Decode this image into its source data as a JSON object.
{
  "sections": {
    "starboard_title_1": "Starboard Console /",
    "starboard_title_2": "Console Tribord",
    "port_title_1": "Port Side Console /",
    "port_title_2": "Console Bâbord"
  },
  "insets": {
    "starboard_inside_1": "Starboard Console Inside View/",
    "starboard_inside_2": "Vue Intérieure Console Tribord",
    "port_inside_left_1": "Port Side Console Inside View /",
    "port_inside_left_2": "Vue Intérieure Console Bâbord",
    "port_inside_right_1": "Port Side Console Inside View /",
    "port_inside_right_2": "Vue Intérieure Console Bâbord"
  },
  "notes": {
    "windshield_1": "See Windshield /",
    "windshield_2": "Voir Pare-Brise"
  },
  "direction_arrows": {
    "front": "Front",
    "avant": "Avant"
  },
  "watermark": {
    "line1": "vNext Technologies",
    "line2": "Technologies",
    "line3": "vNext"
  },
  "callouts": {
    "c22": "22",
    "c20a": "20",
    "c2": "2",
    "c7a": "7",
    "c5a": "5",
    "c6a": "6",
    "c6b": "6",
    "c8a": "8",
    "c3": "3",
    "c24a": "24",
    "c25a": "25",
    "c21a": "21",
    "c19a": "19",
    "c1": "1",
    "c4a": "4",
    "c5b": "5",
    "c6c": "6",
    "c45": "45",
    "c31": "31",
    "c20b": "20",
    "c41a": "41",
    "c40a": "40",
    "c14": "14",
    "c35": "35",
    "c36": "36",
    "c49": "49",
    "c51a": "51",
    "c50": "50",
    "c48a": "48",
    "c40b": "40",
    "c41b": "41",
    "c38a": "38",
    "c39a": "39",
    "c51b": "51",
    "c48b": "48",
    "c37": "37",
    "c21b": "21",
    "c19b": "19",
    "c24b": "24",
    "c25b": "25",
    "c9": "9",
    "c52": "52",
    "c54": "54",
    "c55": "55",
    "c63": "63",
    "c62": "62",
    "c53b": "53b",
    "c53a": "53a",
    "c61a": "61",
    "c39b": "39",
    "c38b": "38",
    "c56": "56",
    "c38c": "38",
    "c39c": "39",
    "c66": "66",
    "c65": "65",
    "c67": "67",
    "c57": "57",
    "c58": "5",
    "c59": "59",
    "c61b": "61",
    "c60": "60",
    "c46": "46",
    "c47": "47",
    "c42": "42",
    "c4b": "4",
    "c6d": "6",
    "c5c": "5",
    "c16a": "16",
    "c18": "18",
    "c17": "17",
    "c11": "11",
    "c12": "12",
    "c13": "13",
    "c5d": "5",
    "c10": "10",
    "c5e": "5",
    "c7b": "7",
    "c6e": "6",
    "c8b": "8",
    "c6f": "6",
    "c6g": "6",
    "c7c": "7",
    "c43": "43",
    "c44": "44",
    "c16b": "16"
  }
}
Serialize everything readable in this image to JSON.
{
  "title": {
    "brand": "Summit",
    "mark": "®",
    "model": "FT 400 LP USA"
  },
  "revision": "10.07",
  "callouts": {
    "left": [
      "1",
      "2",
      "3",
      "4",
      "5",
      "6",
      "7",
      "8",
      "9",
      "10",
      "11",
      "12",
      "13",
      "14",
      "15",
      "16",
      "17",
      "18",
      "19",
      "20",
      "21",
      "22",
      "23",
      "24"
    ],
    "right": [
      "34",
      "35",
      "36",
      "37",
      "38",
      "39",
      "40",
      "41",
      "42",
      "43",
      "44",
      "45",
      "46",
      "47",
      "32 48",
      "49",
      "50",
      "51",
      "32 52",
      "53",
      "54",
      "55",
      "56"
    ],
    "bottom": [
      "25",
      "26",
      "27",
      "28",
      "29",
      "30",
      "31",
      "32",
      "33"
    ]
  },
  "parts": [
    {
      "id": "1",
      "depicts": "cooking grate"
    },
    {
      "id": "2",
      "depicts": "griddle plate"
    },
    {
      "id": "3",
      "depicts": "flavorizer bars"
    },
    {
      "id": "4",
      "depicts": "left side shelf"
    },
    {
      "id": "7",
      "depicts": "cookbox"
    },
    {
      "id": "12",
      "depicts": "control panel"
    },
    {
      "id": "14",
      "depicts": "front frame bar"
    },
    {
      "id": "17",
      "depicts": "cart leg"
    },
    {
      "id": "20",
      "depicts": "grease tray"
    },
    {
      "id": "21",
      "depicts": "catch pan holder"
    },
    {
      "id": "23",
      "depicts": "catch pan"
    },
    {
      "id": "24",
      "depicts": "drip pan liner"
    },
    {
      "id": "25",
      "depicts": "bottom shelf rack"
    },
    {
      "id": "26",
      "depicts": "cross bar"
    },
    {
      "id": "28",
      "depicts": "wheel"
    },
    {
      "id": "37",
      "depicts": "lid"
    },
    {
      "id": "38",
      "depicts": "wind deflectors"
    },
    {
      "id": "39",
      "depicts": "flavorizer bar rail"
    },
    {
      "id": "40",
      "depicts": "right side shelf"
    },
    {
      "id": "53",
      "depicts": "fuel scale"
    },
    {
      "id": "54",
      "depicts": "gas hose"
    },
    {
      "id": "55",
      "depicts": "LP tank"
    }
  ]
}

-=-=-

=== TASK DESCRIPTION ===
Quote the whole listing above, leaving nothing out.

=== COMPLETE ANSWER ===
Decode this image into its source data as a JSON object.
{
  "sections": {
    "starboard_title_1": "Starboard Console /",
    "starboard_title_2": "Console Tribord",
    "port_title_1": "Port Side Console /",
    "port_title_2": "Console Bâbord"
  },
  "insets": {
    "starboard_inside_1": "Starboard Console Inside View/",
    "starboard_inside_2": "Vue Intérieure Console Tribord",
    "port_inside_left_1": "Port Side Console Inside View /",
    "port_inside_left_2": "Vue Intérieure Console Bâbord",
    "port_inside_right_1": "Port Side Console Inside View /",
    "port_inside_right_2": "Vue Intérieure Console Bâbord"
  },
  "notes": {
    "windshield_1": "See Windshield /",
    "windshield_2": "Voir Pare-Brise"
  },
  "direction_arrows": {
    "front": "Front",
    "avant": "Avant"
  },
  "watermark": {
    "line1": "vNext Technologies",
    "line2": "Technologies",
    "line3": "vNext"
  },
  "callouts": {
    "c22": "22",
    "c20a": "20",
    "c2": "2",
    "c7a": "7",
    "c5a": "5",
    "c6a": "6",
    "c6b": "6",
    "c8a": "8",
    "c3": "3",
    "c24a": "24",
    "c25a": "25",
    "c21a": "21",
    "c19a": "19",
    "c1": "1",
    "c4a": "4",
    "c5b": "5",
    "c6c": "6",
    "c45": "45",
    "c31": "31",
    "c20b": "20",
    "c41a": "41",
    "c40a": "40",
    "c14": "14",
    "c35": "35",
    "c36": "36",
    "c49": "49",
    "c51a": "51",
    "c50": "50",
    "c48a": "48",
    "c40b": "40",
    "c41b": "41",
    "c38a": "38",
    "c39a": "39",
    "c51b": "51",
    "c48b": "48",
    "c37": "37",
    "c21b": "21",
    "c19b": "19",
    "c24b": "24",
    "c25b": "25",
    "c9": "9",
    "c52": "52",
    "c54": "54",
    "c55": "55",
    "c63": "63",
    "c62": "62",
    "c53b": "53b",
    "c53a": "53a",
    "c61a": "61",
    "c39b": "39",
    "c38b": "38",
    "c56": "56",
    "c38c": "38",
    "c39c": "39",
    "c66": "66",
    "c65": "65",
    "c67": "67",
    "c57": "57",
    "c58": "5",
    "c59": "59",
    "c61b": "61",
    "c60": "60",
    "c46": "46",
    "c47": "47",
    "c42": "42",
    "c4b": "4",
    "c6d": "6",
    "c5c": "5",
    "c16a": "16",
    "c18": "18",
    "c17": "17",
    "c11": "11",
    "c12": "12",
    "c13": "13",
    "c5d": "5",
    "c10": "10",
    "c5e": "5",
    "c7b": "7",
    "c6e": "6",
    "c8b": "8",
    "c6f": "6",
    "c6g": "6",
    "c7c": "7",
    "c43": "43",
    "c44": "44",
    "c16b": "16"
  }
}
Serialize everything readable in this image to JSON.
{
  "title": {
    "brand": "Summit",
    "mark": "®",
    "model": "FT 400 LP USA"
  },
  "revision": "10.07",
  "callouts": {
    "left": [
      "1",
      "2",
      "3",
      "4",
      "5",
      "6",
      "7",
      "8",
      "9",
      "10",
      "11",
      "12",
      "13",
      "14",
      "15",
      "16",
      "17",
      "18",
      "19",
      "20",
      "21",
      "22",
      "23",
      "24"
    ],
    "right": [
      "34",
      "35",
      "36",
      "37",
      "38",
      "39",
      "40",
      "41",
      "42",
      "43",
      "44",
      "45",
      "46",
      "47",
      "32 48",
      "49",
      "50",
      "51",
      "32 52",
      "53",
      "54",
      "55",
      "56"
    ],
    "bottom": [
      "25",
      "26",
      "27",
      "28",
      "29",
      "30",
      "31",
      "32",
      "33"
    ]
  },
  "parts": [
    {
      "id": "1",
      "depicts": "cooking grate"
    },
    {
      "id": "2",
      "depicts": "griddle plate"
    },
    {
      "id": "3",
      "depicts": "flavorizer bars"
    },
    {
      "id": "4",
      "depicts": "left side shelf"
    },
    {
      "id": "7",
      "depicts": "cookbox"
    },
    {
      "id": "12",
      "depicts": "control panel"
    },
    {
      "id": "14",
      "depicts": "front frame bar"
    },
    {
      "id": "17",
      "depicts": "cart leg"
    },
    {
      "id": "20",
      "depicts": "grease tray"
    },
    {
      "id": "21",
      "depicts": "catch pan holder"
    },
    {
      "id": "23",
      "depicts": "catch pan"
    },
    {
      "id": "24",
      "depicts": "drip pan liner"
    },
    {
      "id": "25",
      "depicts": "bottom shelf rack"
    },
    {
      "id": "26",
      "depicts": "cross bar"
    },
    {
      "id": "28",
      "depicts": "wheel"
    },
    {
      "id": "37",
      "depicts": "lid"
    },
    {
      "id": "38",
      "depicts": "wind deflectors"
    },
    {
      "id": "39",
      "depicts": "flavorizer bar rail"
    },
    {
      "id": "40",
      "depicts": "right side shelf"
    },
    {
      "id": "53",
      "depicts": "fuel scale"
    },
    {
      "id": "54",
      "depicts": "gas hose"
    },
    {
      "id": "55",
      "depicts": "LP tank"
    }
  ]
}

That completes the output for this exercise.